● Written task: Copy out the entries below in full and exactly.
-- Start of Extracted material --
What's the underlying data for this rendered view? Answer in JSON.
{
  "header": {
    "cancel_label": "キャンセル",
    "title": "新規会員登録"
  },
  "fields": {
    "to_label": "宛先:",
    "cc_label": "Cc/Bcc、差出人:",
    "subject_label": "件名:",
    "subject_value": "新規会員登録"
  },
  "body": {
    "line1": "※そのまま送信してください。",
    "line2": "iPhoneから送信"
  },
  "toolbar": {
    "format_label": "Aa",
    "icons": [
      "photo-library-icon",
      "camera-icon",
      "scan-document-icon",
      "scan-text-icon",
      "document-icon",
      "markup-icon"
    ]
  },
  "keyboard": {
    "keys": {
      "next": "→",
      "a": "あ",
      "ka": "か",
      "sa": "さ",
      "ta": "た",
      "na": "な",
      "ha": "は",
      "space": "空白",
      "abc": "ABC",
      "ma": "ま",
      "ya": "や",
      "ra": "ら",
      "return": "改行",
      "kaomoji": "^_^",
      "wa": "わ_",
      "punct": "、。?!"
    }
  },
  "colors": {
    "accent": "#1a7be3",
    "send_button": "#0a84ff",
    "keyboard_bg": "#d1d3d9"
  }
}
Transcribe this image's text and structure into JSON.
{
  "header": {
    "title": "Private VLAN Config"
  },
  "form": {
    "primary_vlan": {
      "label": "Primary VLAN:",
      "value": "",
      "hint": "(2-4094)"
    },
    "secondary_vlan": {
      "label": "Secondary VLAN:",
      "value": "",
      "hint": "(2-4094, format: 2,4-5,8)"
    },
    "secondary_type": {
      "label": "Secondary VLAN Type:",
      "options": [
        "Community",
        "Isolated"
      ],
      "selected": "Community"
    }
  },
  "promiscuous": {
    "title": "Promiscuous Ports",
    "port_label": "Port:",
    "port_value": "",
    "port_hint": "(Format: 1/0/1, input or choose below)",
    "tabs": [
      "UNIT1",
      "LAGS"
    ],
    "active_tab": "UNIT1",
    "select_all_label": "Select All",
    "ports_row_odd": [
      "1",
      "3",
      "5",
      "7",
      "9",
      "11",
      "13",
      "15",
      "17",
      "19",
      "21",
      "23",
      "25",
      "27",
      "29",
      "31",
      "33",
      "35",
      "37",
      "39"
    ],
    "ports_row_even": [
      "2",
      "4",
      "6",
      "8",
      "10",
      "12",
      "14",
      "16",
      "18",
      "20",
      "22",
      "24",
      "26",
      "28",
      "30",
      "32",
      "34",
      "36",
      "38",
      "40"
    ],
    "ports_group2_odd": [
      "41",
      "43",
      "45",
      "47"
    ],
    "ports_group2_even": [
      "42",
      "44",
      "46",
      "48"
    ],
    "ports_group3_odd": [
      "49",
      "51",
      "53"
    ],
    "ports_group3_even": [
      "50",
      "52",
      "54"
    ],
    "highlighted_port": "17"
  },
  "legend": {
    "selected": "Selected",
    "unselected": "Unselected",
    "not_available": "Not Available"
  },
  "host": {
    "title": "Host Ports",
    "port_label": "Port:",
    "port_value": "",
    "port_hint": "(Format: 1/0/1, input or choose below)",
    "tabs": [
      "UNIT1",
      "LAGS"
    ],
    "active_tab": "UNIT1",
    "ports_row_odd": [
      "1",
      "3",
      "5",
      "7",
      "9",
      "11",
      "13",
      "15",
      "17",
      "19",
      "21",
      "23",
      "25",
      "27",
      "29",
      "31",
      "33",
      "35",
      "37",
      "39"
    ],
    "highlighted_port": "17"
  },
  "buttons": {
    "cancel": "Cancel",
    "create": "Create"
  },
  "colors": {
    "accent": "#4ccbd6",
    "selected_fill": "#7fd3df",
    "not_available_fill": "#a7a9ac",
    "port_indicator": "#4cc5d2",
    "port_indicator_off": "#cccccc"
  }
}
-- End of Extracted material --
● Solution for this problem:
What's the underlying data for this rendered view? Answer in JSON.
{
  "header": {
    "cancel_label": "キャンセル",
    "title": "新規会員登録"
  },
  "fields": {
    "to_label": "宛先:",
    "cc_label": "Cc/Bcc、差出人:",
    "subject_label": "件名:",
    "subject_value": "新規会員登録"
  },
  "body": {
    "line1": "※そのまま送信してください。",
    "line2": "iPhoneから送信"
  },
  "toolbar": {
    "format_label": "Aa",
    "icons": [
      "photo-library-icon",
      "camera-icon",
      "scan-document-icon",
      "scan-text-icon",
      "document-icon",
      "markup-icon"
    ]
  },
  "keyboard": {
    "keys": {
      "next": "→",
      "a": "あ",
      "ka": "か",
      "sa": "さ",
      "ta": "た",
      "na": "な",
      "ha": "は",
      "space": "空白",
      "abc": "ABC",
      "ma": "ま",
      "ya": "や",
      "ra": "ら",
      "return": "改行",
      "kaomoji": "^_^",
      "wa": "わ_",
      "punct": "、。?!"
    }
  },
  "colors": {
    "accent": "#1a7be3",
    "send_button": "#0a84ff",
    "keyboard_bg": "#d1d3d9"
  }
}
Transcribe this image's text and structure into JSON.
{
  "header": {
    "title": "Private VLAN Config"
  },
  "form": {
    "primary_vlan": {
      "label": "Primary VLAN:",
      "value": "",
      "hint": "(2-4094)"
    },
    "secondary_vlan": {
      "label": "Secondary VLAN:",
      "value": "",
      "hint": "(2-4094, format: 2,4-5,8)"
    },
    "secondary_type": {
      "label": "Secondary VLAN Type:",
      "options": [
        "Community",
        "Isolated"
      ],
      "selected": "Community"
    }
  },
  "promiscuous": {
    "title": "Promiscuous Ports",
    "port_label": "Port:",
    "port_value": "",
    "port_hint": "(Format: 1/0/1, input or choose below)",
    "tabs": [
      "UNIT1",
      "LAGS"
    ],
    "active_tab": "UNIT1",
    "select_all_label": "Select All",
    "ports_row_odd": [
      "1",
      "3",
      "5",
      "7",
      "9",
      "11",
      "13",
      "15",
      "17",
      "19",
      "21",
      "23",
      "25",
      "27",
      "29",
      "31",
      "33",
      "35",
      "37",
      "39"
    ],
    "ports_row_even": [
      "2",
      "4",
      "6",
      "8",
      "10",
      "12",
      "14",
      "16",
      "18",
      "20",
      "22",
      "24",
      "26",
      "28",
      "30",
      "32",
      "34",
      "36",
      "38",
      "40"
    ],
    "ports_group2_odd": [
      "41",
      "43",
      "45",
      "47"
    ],
    "ports_group2_even": [
      "42",
      "44",
      "46",
      "48"
    ],
    "ports_group3_odd": [
      "49",
      "51",
      "53"
    ],
    "ports_group3_even": [
      "50",
      "52",
      "54"
    ],
    "highlighted_port": "17"
  },
  "legend": {
    "selected": "Selected",
    "unselected": "Unselected",
    "not_available": "Not Available"
  },
  "host": {
    "title": "Host Ports",
    "port_label": "Port:",
    "port_value": "",
    "port_hint": "(Format: 1/0/1, input or choose below)",
    "tabs": [
      "UNIT1",
      "LAGS"
    ],
    "active_tab": "UNIT1",
    "ports_row_odd": [
      "1",
      "3",
      "5",
      "7",
      "9",
      "11",
      "13",
      "15",
      "17",
      "19",
      "21",
      "23",
      "25",
      "27",
      "29",
      "31",
      "33",
      "35",
      "37",
      "39"
    ],
    "highlighted_port": "17"
  },
  "buttons": {
    "cancel": "Cancel",
    "create": "Create"
  },
  "colors": {
    "accent": "#4ccbd6",
    "selected_fill": "#7fd3df",
    "not_available_fill": "#a7a9ac",
    "port_indicator": "#4cc5d2",
    "port_indicator_off": "#cccccc"
  }
}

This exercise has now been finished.